§ Tasks to complete
- 1) In the forum thread on choosing between hedge fund and sell-side research careers, what reasons are given for biotech being the highest paying sector?
- 2) Pick up the forum thread on choosing between hedge fund and sell-side research careers and carry it on past its final post.

Is HF worth the risk if making 7 figs in SS ER?

As title says, been thinking more about buyside lately from a risk/reward perspective. All the biotech analysts I know do pretty well in ER and mentors tell me SS can be pretty comfortable with a steady high salary vs buyside comp being much more radical. Buyside friends also telling me making it to PM is a very “dreamy” scenario and not that realistic given industry headwinds, etc. 
 

Anyone want to do HF from SS but change their mind and stuck with the Analyst route? I feel I’d have regrets not at least trying the public space since I’m pretty passionate about markets (and biotech). 

 

You live in candyland. Sellside ER will not net you 7figs a yr—if somehow it will in your specific position then it’s literally a no brainer.

The volatility surrounding the buyside is mostly 7figs at the top end (assuming make it to PM which already ambitious) and mid/low 6figs on the bottom end (before you ppl come after me and say 8figs is upside that literally applies to top 5-10% of PMs—p much 25 ppl in total across all the major shops in equities).

A lot of misinformation, or at the very least selection bias, happens in this thread regarding HF comp. The industry has changed from what it was 10-15 years ago when everyone was getting rich quick, nowadays you actually have to be really f—ing good if you want to get filthy rich working in l/s investing.

 

Biotech comp is completely different than other sectors. I have multiple datapoints. You’re in IB - how would u know? 
 

Don’t believe me, ask your banks biotech associates how much their analysts pull..

 

dude fine then do ER. If that’s the case there’s literally no question here. Exactly what I said to start my post.

You’re right I know nothing about biotech ER but might need to get smart on it if every biotech analyst on the street is a gazillionaire

 

If you plan on giving billions of dollars to this stock jockey, ask him this: How he's codified the behavioral heuristics at his firm from stock selection to position sizing to market timing to risk management. He hasn't because his decision-flow process is Google, Exxon and Proctor & Gamble.

 

Ignore intern in IB, they’ll probably be working for some nontarget in corp dev in 2 years. Its entirely possible for covering SS ER analysts in most sectors to pull in >7 figs, with varying degrees of tenure. The notion that research is underpaid is very outdated. Biotech is by far the highest paying sector because of scarcity of talent, the number of folks that end up moving to the buyside, and the intensity of the job. There’s nothing chill about working SS biotech ER. The hours are equal to ir greater than buyside biotech and you are client facing. Its also no cakewalk securing a covering analyst seat. Those seats rarely turnover and the competition for them is intense.

 

Thanks for the color!

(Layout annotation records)
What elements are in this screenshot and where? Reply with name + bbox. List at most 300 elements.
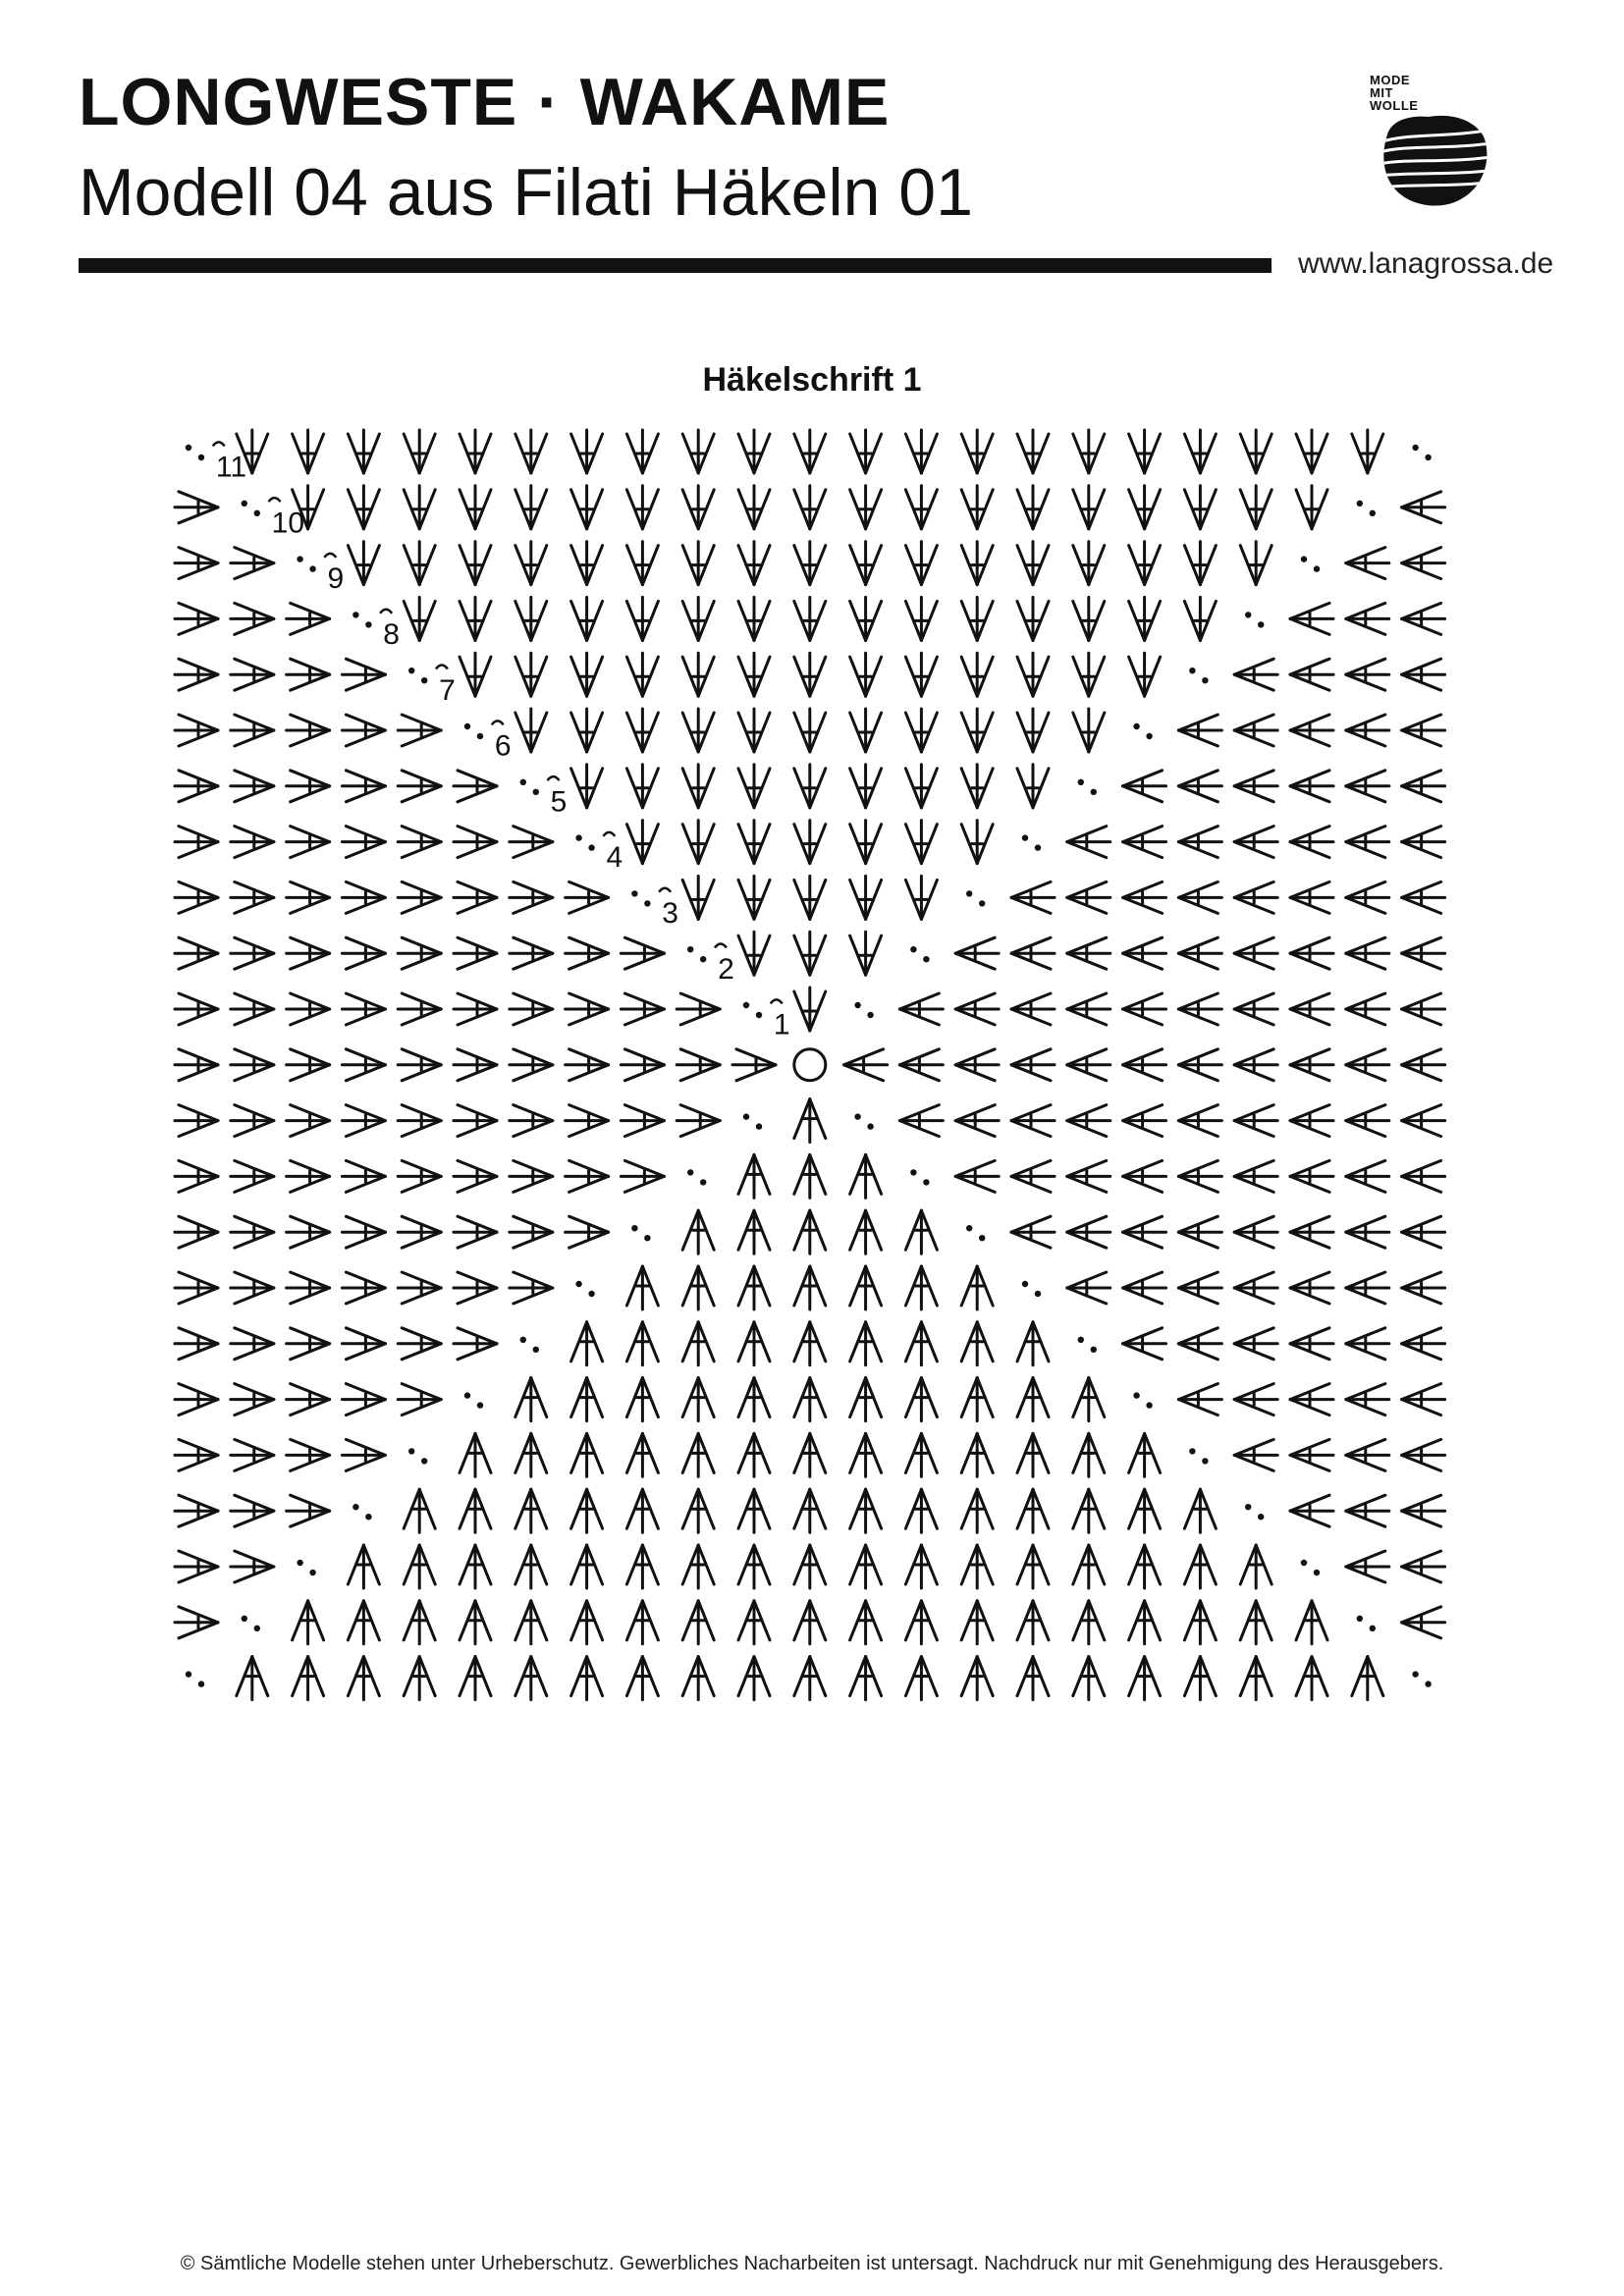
stitch-symbol [1296, 1657, 1327, 1700]
stitch-symbol [510, 1049, 553, 1081]
stitch-symbol [348, 430, 379, 473]
stitch-symbol [850, 542, 882, 585]
header-divider [79, 258, 1272, 273]
stitch-symbol [175, 1607, 218, 1638]
stitch-symbol [287, 1272, 330, 1304]
stitch-symbol [738, 486, 770, 529]
stitch-symbol [626, 1266, 658, 1309]
stitch-symbol [1073, 542, 1105, 585]
round-number-label: 3 [662, 896, 678, 930]
stitch-symbol [1017, 1601, 1049, 1644]
round-number-label: 8 [383, 617, 400, 651]
stitch-symbol [1129, 597, 1161, 640]
chain-dot-symbol [520, 779, 539, 795]
chain-dot-symbol [910, 1169, 929, 1185]
stitch-symbol [850, 1210, 882, 1254]
stitch-symbol [1011, 1105, 1055, 1137]
stitch-symbol [1402, 993, 1445, 1025]
stitch-symbol [850, 932, 882, 975]
stitch-symbol [454, 1272, 497, 1304]
stitch-symbol [237, 1657, 268, 1700]
stitch-symbol [905, 1601, 937, 1644]
stitch-symbol [1290, 1328, 1333, 1360]
stitch-symbol [342, 1272, 385, 1304]
stitch-symbol [1296, 486, 1327, 529]
stitch-symbol [460, 542, 491, 585]
stitch-symbol [738, 542, 770, 585]
chain-dot-symbol [352, 612, 371, 627]
stitch-symbol [626, 1322, 658, 1365]
page-subtitle: Modell 04 aus Filati Häkeln 01 [79, 155, 973, 230]
chain-dot-symbol [297, 556, 315, 571]
stitch-symbol [626, 430, 658, 473]
stitch-symbol [1184, 1657, 1216, 1700]
stitch-symbol [1123, 1049, 1166, 1081]
chain-dot-symbol [854, 1002, 873, 1018]
stitch-symbol [850, 1601, 882, 1644]
chain-dot-symbol [1133, 1392, 1152, 1408]
stitch-symbol [342, 771, 385, 802]
stitch-symbol [1178, 1328, 1221, 1360]
stitch-symbol [1129, 1601, 1161, 1644]
stitch-symbol [682, 1210, 714, 1254]
stitch-symbol [1290, 1105, 1333, 1137]
stitch-symbol [1346, 548, 1389, 579]
stitch-symbol [1017, 542, 1049, 585]
stitch-symbol [510, 1216, 553, 1248]
stitch-symbol [1240, 430, 1272, 473]
chain-dot-symbol [1078, 1337, 1097, 1353]
stitch-symbol [682, 430, 714, 473]
stitch-symbol [1290, 1439, 1333, 1470]
stitch-symbol [905, 1378, 937, 1421]
chain-dot-symbol [966, 890, 985, 906]
stitch-symbol [794, 1210, 826, 1254]
stitch-symbol [571, 430, 603, 473]
stitch-symbol [287, 1495, 330, 1526]
stitch-symbol [1234, 1272, 1277, 1304]
stitch-symbol [398, 1328, 441, 1360]
stitch-symbol [1017, 1545, 1049, 1588]
round-start-marker [548, 776, 560, 780]
stitch-symbol [955, 937, 999, 969]
stitch-symbol [1073, 1489, 1105, 1532]
chain-dot-symbol [186, 1671, 204, 1686]
stitch-symbol [1402, 937, 1445, 969]
stitch-symbol [905, 876, 937, 919]
round-start-marker [324, 554, 336, 558]
stitch-symbol [794, 1266, 826, 1309]
stitch-symbol [398, 715, 441, 746]
stitch-symbol [1346, 1105, 1389, 1137]
stitch-symbol [626, 1601, 658, 1644]
stitch-symbol [1017, 486, 1049, 529]
stitch-symbol [1290, 715, 1333, 746]
stitch-symbol [1017, 430, 1049, 473]
stitch-symbol [1402, 1551, 1445, 1582]
stitch-symbol [342, 659, 385, 690]
stitch-symbol [1073, 597, 1105, 640]
stitch-symbol [905, 821, 937, 864]
stitch-symbol [961, 1322, 993, 1365]
stitch-symbol [626, 1378, 658, 1421]
stitch-symbol [1240, 1601, 1272, 1644]
stitch-symbol [1290, 937, 1333, 969]
stitch-symbol [231, 715, 274, 746]
stitch-symbol [961, 653, 993, 696]
stitch-symbol [850, 1657, 882, 1700]
stitch-symbol [454, 1328, 497, 1360]
stitch-symbol [1346, 1495, 1389, 1526]
stitch-symbol [1352, 430, 1383, 473]
stitch-symbol [1234, 937, 1277, 969]
stitch-symbol [961, 597, 993, 640]
stitch-symbol [510, 993, 553, 1025]
stitch-symbol [794, 876, 826, 919]
stitch-symbol [738, 597, 770, 640]
stitch-symbol [1073, 1545, 1105, 1588]
stitch-symbol [231, 603, 274, 634]
stitch-symbol [342, 1439, 385, 1470]
stitch-symbol [398, 993, 441, 1025]
logo-tagline-line-3: WOLLE [1370, 98, 1419, 113]
stitch-symbol [1017, 1433, 1049, 1476]
stitch-symbol [794, 1378, 826, 1421]
stitch-symbol [460, 1657, 491, 1700]
stitch-symbol [1346, 1049, 1389, 1081]
stitch-symbol [1129, 542, 1161, 585]
stitch-symbol [571, 1433, 603, 1476]
stitch-symbol [404, 1657, 435, 1700]
stitch-symbol [1129, 486, 1161, 529]
stitch-symbol [1073, 1601, 1105, 1644]
stitch-symbol [732, 1049, 776, 1081]
chain-dot-symbol [1189, 1448, 1208, 1464]
chain-dot-symbol [687, 946, 706, 962]
chain-dot-symbol [1078, 779, 1097, 795]
stitch-symbol [1073, 1433, 1105, 1476]
stitch-symbol [287, 659, 330, 690]
chain-dot-symbol [687, 1169, 706, 1185]
stitch-symbol [1240, 1657, 1272, 1700]
stitch-symbol [566, 937, 609, 969]
stitch-symbol [1178, 993, 1221, 1025]
stitch-symbol [1073, 1378, 1105, 1421]
stitch-symbol [175, 1105, 218, 1137]
stitch-symbol [454, 1216, 497, 1248]
round-number-label: 4 [606, 841, 623, 875]
stitch-symbol [961, 1657, 993, 1700]
stitch-symbol [682, 1266, 714, 1309]
stitch-symbol [1123, 827, 1166, 858]
stitch-symbol [1067, 1160, 1110, 1192]
stitch-symbol [398, 1272, 441, 1304]
stitch-symbol [1178, 1216, 1221, 1248]
stitch-symbol [1011, 937, 1055, 969]
stitch-symbol [1067, 1049, 1110, 1081]
stitch-symbol [1402, 492, 1445, 523]
stitch-symbol [1129, 1433, 1161, 1476]
stitch-symbol [905, 1657, 937, 1700]
stitch-symbol [515, 709, 547, 752]
stitch-symbol [231, 1328, 274, 1360]
stitch-symbol [1178, 881, 1221, 913]
stitch-symbol [175, 937, 218, 969]
stitch-symbol [342, 1328, 385, 1360]
stitch-symbol [510, 937, 553, 969]
stitch-symbol [850, 765, 882, 808]
stitch-symbol [1017, 1657, 1049, 1700]
stitch-symbol [682, 1433, 714, 1476]
stitch-symbol [398, 771, 441, 802]
stitch-symbol [1240, 542, 1272, 585]
stitch-symbol [571, 1322, 603, 1365]
round-number-label: 11 [215, 451, 247, 484]
stitch-symbol [1346, 1216, 1389, 1248]
stitch-symbol [626, 653, 658, 696]
stitch-symbol [175, 603, 218, 634]
stitch-symbol [682, 1489, 714, 1532]
stitch-symbol [571, 1378, 603, 1421]
stitch-symbol [175, 993, 218, 1025]
stitch-symbol [1017, 1378, 1049, 1421]
stitch-symbol [1011, 1160, 1055, 1192]
stitch-symbol [626, 1545, 658, 1588]
stitch-symbol [293, 1657, 324, 1700]
stitch-symbol [231, 1439, 274, 1470]
stitch-symbol [1184, 486, 1216, 529]
stitch-symbol [899, 1049, 943, 1081]
stitch-symbol [287, 881, 330, 913]
round-start-marker [603, 832, 615, 836]
stitch-symbol [1234, 1160, 1277, 1192]
stitch-symbol [794, 597, 826, 640]
stitch-symbol [1073, 430, 1105, 473]
stitch-symbol [231, 827, 274, 858]
stitch-symbol [460, 486, 491, 529]
stitch-symbol [454, 881, 497, 913]
stitch-symbol [794, 486, 826, 529]
stitch-symbol [515, 1657, 547, 1700]
stitch-symbol [1290, 1495, 1333, 1526]
stitch-symbol [293, 430, 324, 473]
stitch-symbol [454, 827, 497, 858]
stitch-symbol [1011, 1049, 1055, 1081]
stitch-symbol [1346, 1272, 1389, 1304]
stitch-symbol [621, 937, 664, 969]
stitch-symbol [231, 659, 274, 690]
stitch-symbol [1402, 1216, 1445, 1248]
stitch-symbol [175, 1495, 218, 1526]
stitch-symbol [293, 1601, 324, 1644]
stitch-symbol [515, 430, 547, 473]
stitch-symbol [1290, 1216, 1333, 1248]
chain-dot-symbol [1022, 1281, 1041, 1297]
stitch-symbol [1290, 603, 1333, 634]
stitch-symbol [515, 1489, 547, 1532]
stitch-symbol [1184, 1489, 1216, 1532]
stitch-symbol [1402, 1272, 1445, 1304]
stitch-symbol [682, 653, 714, 696]
diagram-title: Häkelschrift 1 [702, 361, 922, 399]
stitch-symbol [287, 993, 330, 1025]
stitch-symbol [794, 821, 826, 864]
stitch-symbol [905, 1433, 937, 1476]
stitch-symbol [404, 597, 435, 640]
stitch-symbol [1346, 1439, 1389, 1470]
stitch-symbol [398, 1216, 441, 1248]
stitch-symbol [460, 1545, 491, 1588]
round-number-label: 2 [718, 952, 734, 986]
stitch-symbol [738, 1322, 770, 1365]
stitch-symbol [1067, 1272, 1110, 1304]
stitch-symbol [794, 1545, 826, 1588]
stitch-symbol [1346, 603, 1389, 634]
chain-dot-symbol [297, 1560, 315, 1575]
stitch-symbol [515, 1433, 547, 1476]
round-number-label: 7 [439, 673, 456, 707]
stitch-symbol [626, 1489, 658, 1532]
chain-dot-symbol [408, 1448, 427, 1464]
stitch-symbol [1184, 1601, 1216, 1644]
stitch-symbol [1296, 1601, 1327, 1644]
stitch-symbol [850, 709, 882, 752]
stitch-symbol [175, 827, 218, 858]
stitch-symbol [231, 993, 274, 1025]
stitch-symbol [1240, 1545, 1272, 1588]
stitch-symbol [1234, 1439, 1277, 1470]
stitch-symbol [231, 1160, 274, 1192]
chain-dot-symbol [966, 1225, 985, 1241]
stitch-symbol [905, 486, 937, 529]
stitch-symbol [626, 597, 658, 640]
stitch-symbol [566, 1049, 609, 1081]
stitch-symbol [398, 937, 441, 969]
stitch-symbol [1402, 1328, 1445, 1360]
stitch-symbol [905, 1322, 937, 1365]
stitch-symbol [961, 1378, 993, 1421]
stitch-symbol [1017, 597, 1049, 640]
stitch-symbol [454, 937, 497, 969]
stitch-symbol [571, 1601, 603, 1644]
stitch-symbol [515, 1601, 547, 1644]
stitch-symbol [1290, 771, 1333, 802]
stitch-symbol [404, 1545, 435, 1588]
stitch-symbol [1402, 1160, 1445, 1192]
stitch-symbol [1346, 993, 1389, 1025]
stitch-symbol [398, 1105, 441, 1137]
stitch-symbol [1129, 653, 1161, 696]
chain-dot-symbol [1412, 1671, 1431, 1686]
stitch-symbol [626, 765, 658, 808]
stitch-symbol [1011, 881, 1055, 913]
stitch-symbol [1184, 1545, 1216, 1588]
stitch-symbol [621, 1105, 664, 1137]
yarn-ball-icon [1370, 74, 1507, 211]
logo-tagline-line-1: MODE [1370, 73, 1410, 87]
stitch-symbol [738, 1489, 770, 1532]
stitch-symbol [231, 1272, 274, 1304]
stitch-symbol [850, 1322, 882, 1365]
stitch-symbol [955, 1049, 999, 1081]
stitch-symbol [404, 1489, 435, 1532]
stitch-symbol [287, 1384, 330, 1415]
stitch-symbol [231, 1049, 274, 1081]
stitch-symbol [1234, 659, 1277, 690]
stitch-symbol [961, 1266, 993, 1309]
stitch-symbol [850, 821, 882, 864]
stitch-symbol [1296, 430, 1327, 473]
stitch-symbol [348, 1601, 379, 1644]
stitch-symbol [1346, 659, 1389, 690]
crochet-diagram [147, 412, 1473, 1708]
stitch-symbol [850, 1433, 882, 1476]
stitch-symbol [738, 1601, 770, 1644]
website-link[interactable]: www.lanagrossa.de [1298, 247, 1554, 280]
stitch-symbol [1402, 881, 1445, 913]
stitch-symbol [348, 1545, 379, 1588]
stitch-symbol [510, 1160, 553, 1192]
stitch-symbol [905, 1266, 937, 1309]
stitch-symbol [342, 993, 385, 1025]
stitch-symbol [571, 1657, 603, 1700]
stitch-symbol [342, 827, 385, 858]
round-start-marker [436, 666, 448, 669]
stitch-symbol [905, 1489, 937, 1532]
chain-dot-symbol [464, 723, 483, 739]
stitch-symbol [342, 1216, 385, 1248]
stitch-symbol [1290, 827, 1333, 858]
stitch-symbol [231, 1495, 274, 1526]
stitch-symbol [454, 771, 497, 802]
stitch-symbol [231, 548, 274, 579]
stitch-symbol [850, 1154, 882, 1198]
stitch-symbol [905, 430, 937, 473]
stitch-symbol [1402, 771, 1445, 802]
stitch-symbol [961, 709, 993, 752]
stitch-symbol [231, 937, 274, 969]
stitch-symbol [850, 1266, 882, 1309]
chain-dot-symbol [1357, 1616, 1376, 1631]
stitch-symbol [1346, 881, 1389, 913]
stitch-symbol [1234, 827, 1277, 858]
stitch-symbol [794, 932, 826, 975]
stitch-symbol [175, 548, 218, 579]
stitch-symbol [794, 988, 826, 1031]
stitch-symbol [1129, 1545, 1161, 1588]
stitch-symbol [460, 1433, 491, 1476]
stitch-symbol [626, 1657, 658, 1700]
stitch-symbol [1184, 430, 1216, 473]
stitch-symbol [1346, 1328, 1389, 1360]
chain-dot-symbol [1133, 723, 1152, 739]
round-number-label: 6 [494, 729, 512, 763]
stitch-symbol [1402, 1105, 1445, 1137]
stitch-symbol [738, 765, 770, 808]
stitch-symbol [738, 1378, 770, 1421]
stitch-symbol [515, 1545, 547, 1588]
stitch-symbol [682, 1378, 714, 1421]
round-start-marker [213, 442, 225, 446]
chain-dot-symbol [1245, 1504, 1264, 1520]
stitch-symbol [1402, 659, 1445, 690]
stitch-symbol [460, 1489, 491, 1532]
stitch-symbol [566, 1105, 609, 1137]
stitch-symbol [1234, 1105, 1277, 1137]
stitch-symbol [1234, 771, 1277, 802]
stitch-symbol [850, 486, 882, 529]
stitch-symbol [738, 1433, 770, 1476]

§ Results of the tasks
- 1) Scarcity of talent, the number of people who end up moving to the buyside, and the intensity of the job.

- 2)
 

Are you in the biotech space? If so, open to a chat? I can DM if that’s okay with you. 

 

Your question is just objectively worded in a very poor way. You quote the upside case in SS ER as a given if the buyside doesn’t work out. Sounds like top analysts make a lot, but the presupposition that it’s a given u will get to that level, and then comparing to the “risky” buyside, is an analysis which does not make sense.

There is not a universe in which over 1mm United States Dollars in total comp per year is somehow the “base case” in sell side equity research, irrespective of industry coverage. Yes you may have datapoints pointing to 7fig compensation, but analogously on the buyside if I only quote Jack Woodruff and Matt Simon’s comp as PMs then yes obviously u will want to be a PM.

And if it is somehow true that random biotech analysts are pulling this money, congratulations—you’ve found the promised land and you can continue calling all of us cretins.

 

I don’t know why people assume it’s so easy to move up in SS ER. There are like 10-20 banks that matter and each of them have 1-2 lead analysts at most across 7-8 sectors (maybe a few more sub-sector specialists). That’s like less than 200 “lead analysts” across the industry and a bunch of people below them that make <$500K at most. Also lead analysts are typically super tenured so a lot of them have been in the seat for 10+ years. That’s why you have so many people leaving for corporate roles because there just isn’t a way up unless your analyst retires or leaves. All of that leads to it being much more difficult to get to >$1M in earnings so in what world would you optimize your career for this path.

 

I could tell ur new to the field. Mike Yee is great for Corp access and yea he’s pretty plugged in for knowing what’s going on/parroting buyside chatter to other buyside folks, etc. He’s not good at calling stocks, however. 

 

Ohhh ok… it’s my first year man. Who’s objectively a good stock picker in biotech SS ER? Is it Akash? Is it Josh Schimmer?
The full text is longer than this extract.